» **Problem to work on**:
Leave out the pictures and transcribe everything else exactly.

Recorded data:
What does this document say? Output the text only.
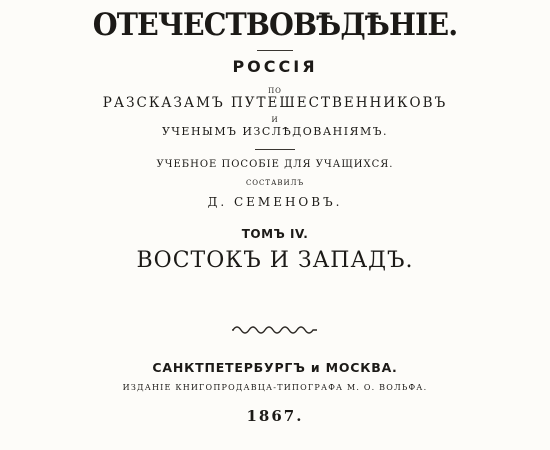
ОТЕЧЕСТВОВѢДѢНІЕ.
РОССІЯ
ПО
РАЗСКАЗАМЪ ПУТЕШЕСТВЕННИКОВЪ
И
УЧЕНЫМЪ ИЗСЛѢДОВАНІЯМЪ.
УЧЕБНОЕ ПОСОБІЕ ДЛЯ УЧАЩИХСЯ.
СОСТАВИЛЪ
Д. СЕМЕНОВЪ.
ТОМЪ IV.
ВОСТОКЪ И ЗАПАДЪ.
САНКТПЕТЕРБУРГЪ и МОСКВА.
ИЗДАНІЕ КНИГОПРОДАВЦА-ТИПОГРАФА М. О. ВОЛЬФА.
1867.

» **Solution**:
What does this document say? Output the text only.
ОТЕЧЕСТВОВѢДѢНІЕ.
РОССІЯ
ПО
РАЗСКАЗАМЪ ПУТЕШЕСТВЕННИКОВЪ
И
УЧЕНЫМЪ ИЗСЛѢДОВАНІЯМЪ.
УЧЕБНОЕ ПОСОБІЕ ДЛЯ УЧАЩИХСЯ.
СОСТАВИЛЪ
Д. СЕМЕНОВЪ.
ТОМЪ IV.
ВОСТОКЪ И ЗАПАДЪ.
САНКТПЕТЕРБУРГЪ и МОСКВА.
ИЗДАНІЕ КНИГОПРОДАВЦА-ТИПОГРАФА М. О. ВОЛЬФА.
1867.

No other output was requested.